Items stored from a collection
--- --- ---
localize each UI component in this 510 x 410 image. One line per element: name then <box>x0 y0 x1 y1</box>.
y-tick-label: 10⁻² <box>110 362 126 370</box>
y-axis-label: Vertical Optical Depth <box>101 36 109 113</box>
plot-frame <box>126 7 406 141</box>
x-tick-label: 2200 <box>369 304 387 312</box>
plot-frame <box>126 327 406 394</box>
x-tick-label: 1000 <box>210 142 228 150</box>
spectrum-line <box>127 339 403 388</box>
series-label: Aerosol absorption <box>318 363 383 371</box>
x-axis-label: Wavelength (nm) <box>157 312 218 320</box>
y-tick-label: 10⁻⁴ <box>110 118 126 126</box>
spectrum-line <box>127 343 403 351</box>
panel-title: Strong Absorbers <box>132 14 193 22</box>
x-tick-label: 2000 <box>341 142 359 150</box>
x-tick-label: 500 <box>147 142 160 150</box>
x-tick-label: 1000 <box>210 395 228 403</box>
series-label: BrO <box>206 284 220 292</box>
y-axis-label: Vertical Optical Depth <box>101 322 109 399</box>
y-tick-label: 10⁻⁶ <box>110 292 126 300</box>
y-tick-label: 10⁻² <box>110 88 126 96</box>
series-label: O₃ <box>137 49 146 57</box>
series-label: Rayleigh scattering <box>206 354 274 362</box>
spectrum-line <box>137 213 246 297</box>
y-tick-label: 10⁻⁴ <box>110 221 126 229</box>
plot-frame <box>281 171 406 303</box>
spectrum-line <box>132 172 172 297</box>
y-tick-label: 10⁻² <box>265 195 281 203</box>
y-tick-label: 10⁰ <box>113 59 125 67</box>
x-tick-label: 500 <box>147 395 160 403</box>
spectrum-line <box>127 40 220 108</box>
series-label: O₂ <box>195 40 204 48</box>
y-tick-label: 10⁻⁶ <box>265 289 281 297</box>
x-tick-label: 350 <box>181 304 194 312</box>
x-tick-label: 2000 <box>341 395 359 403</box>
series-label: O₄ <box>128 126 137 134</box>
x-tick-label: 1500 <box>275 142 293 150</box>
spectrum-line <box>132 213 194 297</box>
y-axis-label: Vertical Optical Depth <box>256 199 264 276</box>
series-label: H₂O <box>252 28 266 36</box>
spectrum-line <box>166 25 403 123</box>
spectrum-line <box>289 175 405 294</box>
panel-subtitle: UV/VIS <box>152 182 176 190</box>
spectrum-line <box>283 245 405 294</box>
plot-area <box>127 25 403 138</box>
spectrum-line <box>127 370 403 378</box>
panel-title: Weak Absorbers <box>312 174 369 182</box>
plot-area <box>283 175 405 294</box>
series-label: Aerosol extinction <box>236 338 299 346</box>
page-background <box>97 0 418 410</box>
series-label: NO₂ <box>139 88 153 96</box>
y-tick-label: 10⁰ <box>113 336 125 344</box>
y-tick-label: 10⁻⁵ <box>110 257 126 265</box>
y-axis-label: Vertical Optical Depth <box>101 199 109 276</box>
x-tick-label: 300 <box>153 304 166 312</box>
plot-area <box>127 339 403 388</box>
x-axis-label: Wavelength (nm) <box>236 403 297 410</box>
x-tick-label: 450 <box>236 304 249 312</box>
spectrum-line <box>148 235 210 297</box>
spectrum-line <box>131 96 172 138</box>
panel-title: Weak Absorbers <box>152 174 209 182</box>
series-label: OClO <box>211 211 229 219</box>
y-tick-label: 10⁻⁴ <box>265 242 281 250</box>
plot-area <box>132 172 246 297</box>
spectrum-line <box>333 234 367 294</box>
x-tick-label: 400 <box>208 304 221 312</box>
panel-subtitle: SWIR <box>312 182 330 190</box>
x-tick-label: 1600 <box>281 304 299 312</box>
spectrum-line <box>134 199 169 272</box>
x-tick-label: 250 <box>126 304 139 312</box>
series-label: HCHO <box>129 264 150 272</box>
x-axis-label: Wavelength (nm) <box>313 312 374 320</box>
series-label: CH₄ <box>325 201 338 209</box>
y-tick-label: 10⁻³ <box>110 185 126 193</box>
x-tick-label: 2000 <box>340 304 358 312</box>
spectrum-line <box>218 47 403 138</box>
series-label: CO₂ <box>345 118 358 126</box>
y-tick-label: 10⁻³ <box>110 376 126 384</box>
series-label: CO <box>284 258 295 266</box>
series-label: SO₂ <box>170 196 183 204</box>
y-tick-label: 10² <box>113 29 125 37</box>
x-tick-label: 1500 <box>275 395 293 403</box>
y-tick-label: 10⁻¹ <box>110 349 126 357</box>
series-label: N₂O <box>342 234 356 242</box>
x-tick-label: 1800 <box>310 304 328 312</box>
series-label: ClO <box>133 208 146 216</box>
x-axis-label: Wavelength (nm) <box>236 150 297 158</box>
--- --- ---
▶ Exercise directions: Print every one of these lines again, word for word.

▶ Solved exercise:
localize each UI component in this 510 x 410 image. One line per element: name then <box>x0 y0 x1 y1</box>.
y-tick-label: 10⁻² <box>110 362 126 370</box>
y-axis-label: Vertical Optical Depth <box>101 36 109 113</box>
plot-frame <box>126 7 406 141</box>
x-tick-label: 2200 <box>369 304 387 312</box>
plot-frame <box>126 327 406 394</box>
x-tick-label: 1000 <box>210 142 228 150</box>
spectrum-line <box>127 339 403 388</box>
series-label: Aerosol absorption <box>318 363 383 371</box>
x-axis-label: Wavelength (nm) <box>157 312 218 320</box>
y-tick-label: 10⁻⁴ <box>110 118 126 126</box>
spectrum-line <box>127 343 403 351</box>
panel-title: Strong Absorbers <box>132 14 193 22</box>
x-tick-label: 2000 <box>341 142 359 150</box>
x-tick-label: 500 <box>147 142 160 150</box>
x-tick-label: 1000 <box>210 395 228 403</box>
series-label: BrO <box>206 284 220 292</box>
y-axis-label: Vertical Optical Depth <box>101 322 109 399</box>
y-tick-label: 10⁻⁶ <box>110 292 126 300</box>
y-tick-label: 10⁻² <box>110 88 126 96</box>
series-label: O₃ <box>137 49 146 57</box>
series-label: Rayleigh scattering <box>206 354 274 362</box>
spectrum-line <box>137 213 246 297</box>
y-tick-label: 10⁻⁴ <box>110 221 126 229</box>
plot-frame <box>281 171 406 303</box>
spectrum-line <box>132 172 172 297</box>
y-tick-label: 10⁻² <box>265 195 281 203</box>
y-tick-label: 10⁰ <box>113 59 125 67</box>
x-tick-label: 500 <box>147 395 160 403</box>
spectrum-line <box>127 40 220 108</box>
series-label: O₂ <box>195 40 204 48</box>
y-tick-label: 10⁻⁶ <box>265 289 281 297</box>
x-tick-label: 350 <box>181 304 194 312</box>
x-tick-label: 2000 <box>341 395 359 403</box>
series-label: O₄ <box>128 126 137 134</box>
x-tick-label: 1500 <box>275 142 293 150</box>
spectrum-line <box>132 213 194 297</box>
y-axis-label: Vertical Optical Depth <box>256 199 264 276</box>
series-label: H₂O <box>252 28 266 36</box>
spectrum-line <box>166 25 403 123</box>
spectrum-line <box>289 175 405 294</box>
panel-subtitle: UV/VIS <box>152 182 176 190</box>
spectrum-line <box>283 245 405 294</box>
plot-area <box>127 25 403 138</box>
spectrum-line <box>127 370 403 378</box>
panel-title: Weak Absorbers <box>312 174 369 182</box>
plot-area <box>283 175 405 294</box>
series-label: Aerosol extinction <box>236 338 299 346</box>
page-background <box>97 0 418 410</box>
series-label: NO₂ <box>139 88 153 96</box>
y-tick-label: 10⁰ <box>113 336 125 344</box>
y-tick-label: 10⁻⁵ <box>110 257 126 265</box>
y-axis-label: Vertical Optical Depth <box>101 199 109 276</box>
x-tick-label: 300 <box>153 304 166 312</box>
plot-area <box>127 339 403 388</box>
x-axis-label: Wavelength (nm) <box>236 403 297 410</box>
x-tick-label: 450 <box>236 304 249 312</box>
spectrum-line <box>148 235 210 297</box>
spectrum-line <box>131 96 172 138</box>
panel-title: Weak Absorbers <box>152 174 209 182</box>
series-label: OClO <box>211 211 229 219</box>
y-tick-label: 10⁻⁴ <box>265 242 281 250</box>
plot-area <box>132 172 246 297</box>
spectrum-line <box>333 234 367 294</box>
x-tick-label: 400 <box>208 304 221 312</box>
panel-subtitle: SWIR <box>312 182 330 190</box>
x-tick-label: 1600 <box>281 304 299 312</box>
spectrum-line <box>134 199 169 272</box>
x-tick-label: 250 <box>126 304 139 312</box>
series-label: HCHO <box>129 264 150 272</box>
x-axis-label: Wavelength (nm) <box>313 312 374 320</box>
series-label: CH₄ <box>325 201 338 209</box>
y-tick-label: 10⁻³ <box>110 185 126 193</box>
x-tick-label: 2000 <box>340 304 358 312</box>
spectrum-line <box>218 47 403 138</box>
series-label: CO₂ <box>345 118 358 126</box>
y-tick-label: 10⁻³ <box>110 376 126 384</box>
series-label: CO <box>284 258 295 266</box>
series-label: SO₂ <box>170 196 183 204</box>
y-tick-label: 10² <box>113 29 125 37</box>
x-tick-label: 1500 <box>275 395 293 403</box>
y-tick-label: 10⁻¹ <box>110 349 126 357</box>
series-label: N₂O <box>342 234 356 242</box>
x-tick-label: 1800 <box>310 304 328 312</box>
series-label: ClO <box>133 208 146 216</box>
x-axis-label: Wavelength (nm) <box>236 150 297 158</box>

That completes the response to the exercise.